======== PROVIDED TEXT ========

Winter Culture Preview | The New Yorker

Nothing says the holidays quite like Franz Kafka, who died of tuberculosis in 1924, right when the Morgan Library was admitting its first visitors. The pairing, a century later, of author and museum should delight anybody who cares about literature, and even some people who don’t, provided that they’re fans of Andy Warhol—he included Kafka in the silkscreen “Ten Portraits of Jews of the Twentieth Century.” Among the juiciest morsels in “Franz Kafka” (Nov. 22), besides that Warhol, are the original manuscript of “The Metamorphosis” and mounds of letters, photographs, drawings, and diaries.

While the centennial shows continue at the Morgan, the Dia Foundation celebrates a still respectable fifty years. Its Chelsea location ends 2024 with “Echoes from the Borderlands” (Dec. 11), a four-part, twenty-four-hour sound piece, created by Valeria Luiselli, Ricardo Giraldo, and Leo Heiblum, that mixes unadorned field recordings and the artists’ imaginative replies.

======== GIVEN INFORMATION ========

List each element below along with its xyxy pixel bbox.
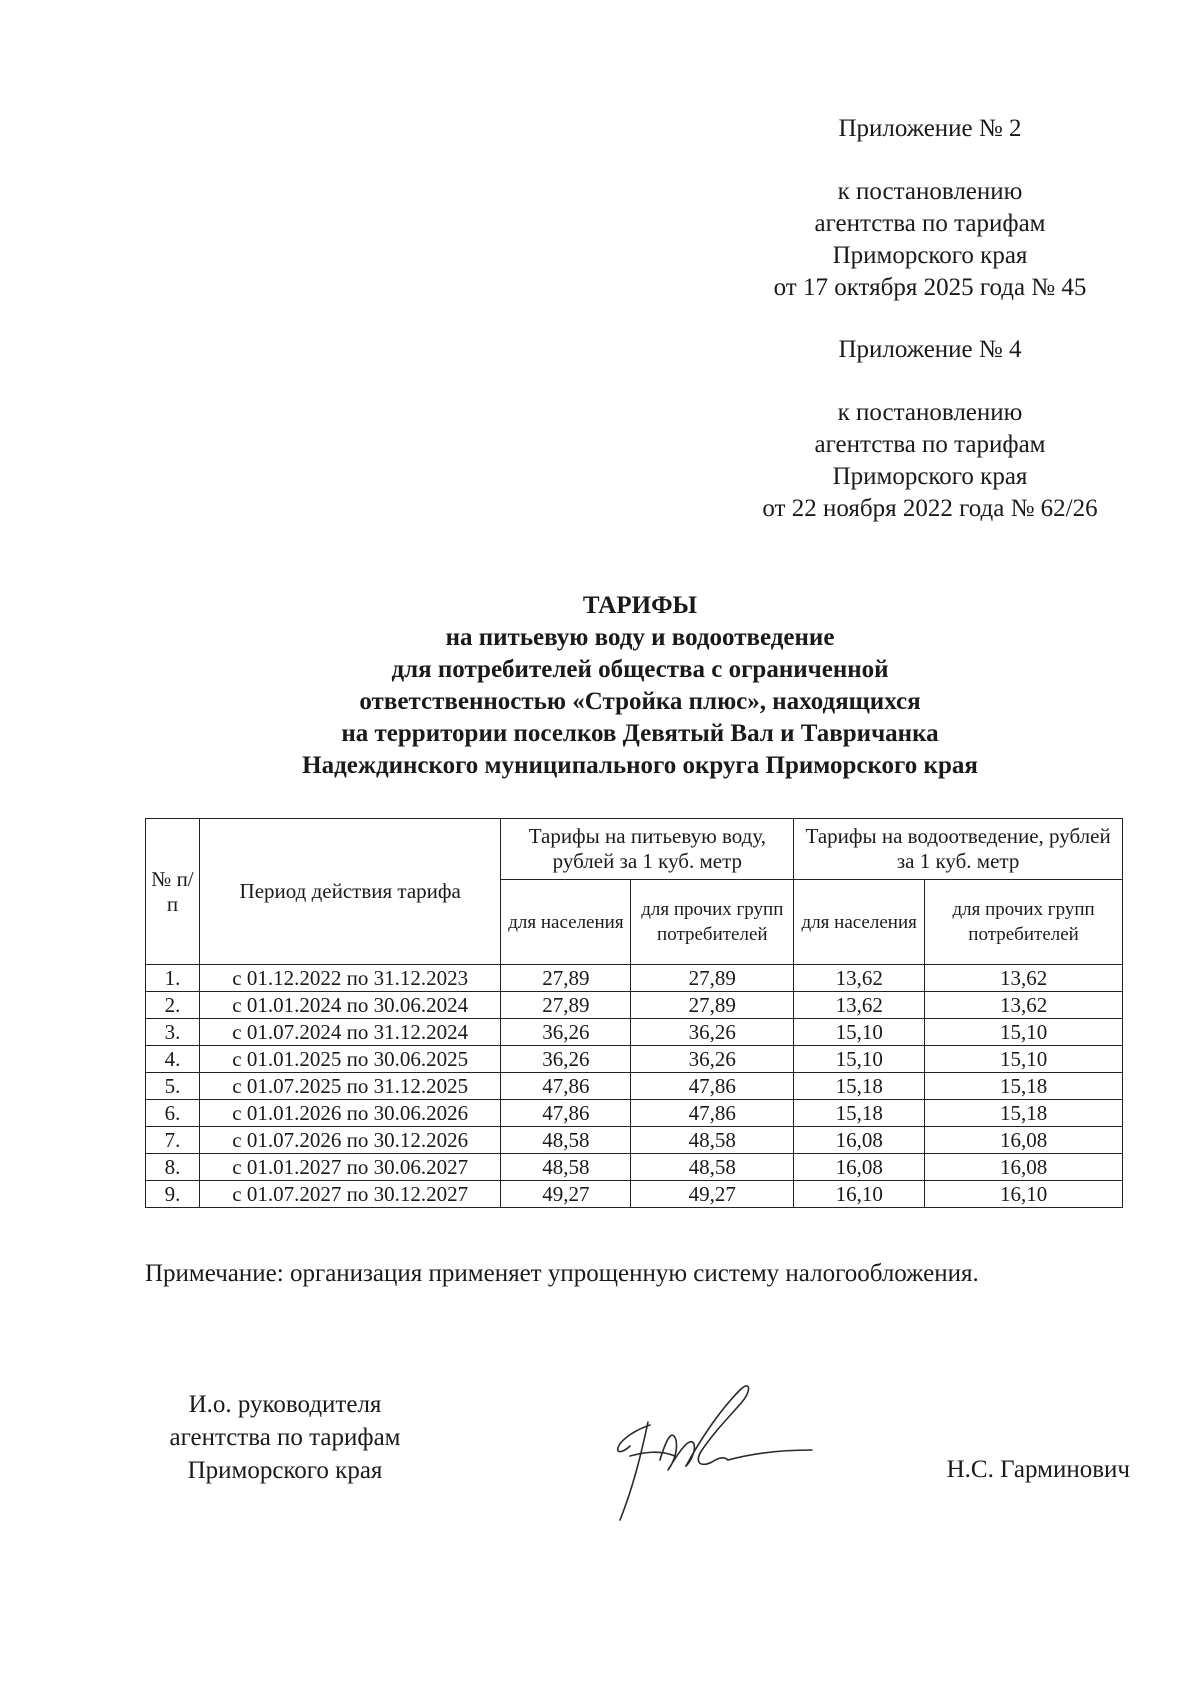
cell-sewage-population: 15,10 (794, 1046, 925, 1073)
cell-num: 1. (146, 965, 200, 992)
table-row (146, 1181, 1123, 1208)
cell-sewage-population: 13,62 (794, 992, 925, 1019)
header-num: № п/п (146, 819, 200, 965)
annex-current (700, 113, 1160, 304)
cell-sewage-population: 16,08 (794, 1154, 925, 1181)
document-heading (150, 590, 1130, 782)
cell-water-population: 47,86 (501, 1100, 631, 1127)
header-sewage: Тарифы на водоотведение, рублей за 1 куб. метр (794, 819, 1123, 880)
cell-water-other: 49,27 (631, 1181, 794, 1208)
cell-sewage-population: 13,62 (794, 965, 925, 992)
heading-line2: для потребителей общества с ограниченной (391, 656, 889, 683)
header-water: Тарифы на питьевую воду, рублей за 1 куб. метр (501, 819, 794, 880)
table-row (146, 1019, 1123, 1046)
handwritten-signature (590, 1370, 820, 1530)
cell-period: с 01.01.2025 по 30.06.2025 (199, 1046, 501, 1073)
table-row (146, 992, 1123, 1019)
cell-water-other: 47,86 (631, 1073, 794, 1100)
annex-original (700, 334, 1160, 525)
cell-sewage-other: 16,10 (925, 1181, 1123, 1208)
table-row (146, 1073, 1123, 1100)
signer-line3: Приморского края (187, 1457, 383, 1484)
table-row (146, 965, 1123, 992)
cell-water-population: 48,58 (501, 1154, 631, 1181)
heading-line4: на территории поселков Девятый Вал и Тавричанка (341, 720, 939, 747)
signer-name: Н.С. Гарминович (946, 1456, 1130, 1483)
cell-sewage-other: 16,08 (925, 1127, 1123, 1154)
table-row (146, 1046, 1123, 1073)
cell-period: с 01.07.2024 по 31.12.2024 (199, 1019, 501, 1046)
cell-sewage-population: 16,08 (794, 1127, 925, 1154)
cell-water-other: 48,58 (631, 1127, 794, 1154)
cell-num: 4. (146, 1046, 200, 1073)
cell-water-population: 47,86 (501, 1073, 631, 1100)
cell-period: с 01.01.2024 по 30.06.2024 (199, 992, 501, 1019)
annex-current-line2: агентства по тарифам (814, 210, 1046, 237)
annex-original-line3: Приморского края (832, 463, 1028, 490)
cell-period: с 01.07.2026 по 30.12.2026 (199, 1127, 501, 1154)
cell-sewage-population: 15,18 (794, 1100, 925, 1127)
signer-line2: агентства по тарифам (169, 1424, 401, 1451)
cell-period: с 01.01.2026 по 30.06.2026 (199, 1100, 501, 1127)
annex-current-line4: от 17 октября 2025 года № 45 (773, 274, 1087, 301)
cell-num: 9. (146, 1181, 200, 1208)
heading-title: ТАРИФЫ (582, 592, 698, 619)
cell-water-other: 36,26 (631, 1046, 794, 1073)
cell-water-other: 47,86 (631, 1100, 794, 1127)
heading-line1: на питьевую воду и водоотведение (445, 624, 835, 651)
cell-period: с 01.12.2022 по 31.12.2023 (199, 965, 501, 992)
cell-num: 3. (146, 1019, 200, 1046)
cell-num: 2. (146, 992, 200, 1019)
cell-num: 7. (146, 1127, 200, 1154)
annex-current-line1: к постановлению (837, 178, 1023, 205)
annex-original-line2: агентства по тарифам (814, 431, 1046, 458)
cell-period: с 01.01.2027 по 30.06.2027 (199, 1154, 501, 1181)
table-row (146, 1100, 1123, 1127)
cell-water-population: 36,26 (501, 1046, 631, 1073)
cell-sewage-other: 16,08 (925, 1154, 1123, 1181)
cell-sewage-other: 13,62 (925, 992, 1123, 1019)
annex-original-line4: от 22 ноября 2022 года № 62/26 (762, 495, 1098, 522)
cell-sewage-other: 13,62 (925, 965, 1123, 992)
annex-current-line3: Приморского края (832, 242, 1028, 269)
header-sewage-population: для населения (794, 880, 925, 965)
cell-sewage-other: 15,10 (925, 1046, 1123, 1073)
annex-current-title: Приложение № 2 (838, 115, 1022, 142)
header-water-population: для населения (501, 880, 631, 965)
header-period: Период действия тарифа (199, 819, 501, 965)
cell-water-other: 36,26 (631, 1019, 794, 1046)
annex-original-title: Приложение № 4 (838, 336, 1022, 363)
signer-line1: И.о. руководителя (188, 1391, 382, 1418)
signer-position (140, 1388, 430, 1487)
cell-num: 6. (146, 1100, 200, 1127)
cell-period: с 01.07.2025 по 31.12.2025 (199, 1073, 501, 1100)
cell-water-population: 48,58 (501, 1127, 631, 1154)
cell-water-other: 27,89 (631, 992, 794, 1019)
header-sewage-other: для прочих групп потребителей (925, 880, 1123, 965)
heading-line3: ответственностью «Стройка плюс», находящихся (359, 688, 921, 715)
heading-line5: Надеждинского муниципального округа Приморского края (302, 752, 978, 779)
tariffs-table (145, 818, 1123, 1208)
cell-water-other: 27,89 (631, 965, 794, 992)
cell-sewage-other: 15,10 (925, 1019, 1123, 1046)
cell-sewage-population: 15,18 (794, 1073, 925, 1100)
tax-note: Примечание: организация применяет упрощенную систему налогообложения. (145, 1260, 979, 1287)
cell-water-population: 36,26 (501, 1019, 631, 1046)
cell-sewage-other: 15,18 (925, 1100, 1123, 1127)
cell-period: с 01.07.2027 по 30.12.2027 (199, 1181, 501, 1208)
cell-num: 5. (146, 1073, 200, 1100)
table-row (146, 1127, 1123, 1154)
header-water-other: для прочих групп потребителей (631, 880, 794, 965)
cell-water-population: 49,27 (501, 1181, 631, 1208)
cell-sewage-population: 15,10 (794, 1019, 925, 1046)
cell-water-other: 48,58 (631, 1154, 794, 1181)
table-row (146, 1154, 1123, 1181)
annex-original-line1: к постановлению (837, 399, 1023, 426)
cell-water-population: 27,89 (501, 965, 631, 992)
cell-sewage-other: 15,18 (925, 1073, 1123, 1100)
cell-water-population: 27,89 (501, 992, 631, 1019)
cell-sewage-population: 16,10 (794, 1181, 925, 1208)
cell-num: 8. (146, 1154, 200, 1181)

========

INSTRUCTIONS
a. Reproduce the passage of the winter culture preview from "Nothing says the" to "drawings, and diaries.".
b. Continue the winter culture preview from the point where it stops.

OUTPUTS IN ORDER
a.
Nothing says the holidays quite like Franz Kafka, who died of tuberculosis in 1924, right when the Morgan Library was admitting its first visitors. The pairing, a century later, of author and museum should delight anybody who cares about literature, and even some people who don’t, provided that they’re fans of Andy Warhol—he included Kafka in the silkscreen “Ten Portraits of Jews of the Twentieth Century.” Among the juiciest morsels in “Franz Kafka” (Nov. 22), besides that Warhol, are the original manuscript of “The Metamorphosis” and mounds of letters, photographs, drawings, and diaries.

b.
MOMA kicks off 2025 with a charismatic selection of furniture, clothes, games, and gadgets, all from the misty land known as “design.” If there is a governing theme, it’s the power of this kind of art to alter the world in subtle ways—to make a computer easy enough for a child to use, say, or to render the “Wheelchair Accessible” sign more proudly kinetic. Good design is unobtrusive, but “Pirouette: Turning Points in Design” (Jan. 26) takes some of the most sneakily influential art of the past century and gives it a welcome chance to obtrude.

If you’ve ever stared out at the ocean and felt huge and microscopic at the same time, stop by the Met for a dip in “Caspar David Friedrich: The Soul of Nature” (Feb. 8), occasioned by the two hundred and fiftieth anniversary of the great German Romantic painter’s birth. You probably know him, even if you don’t recognize his name, for 1818’s “Wanderer Above the Sea of Fog,” but his bench is deep—depths, geographic and otherwise, being to Friedrich roughly what apples were to Cézanne.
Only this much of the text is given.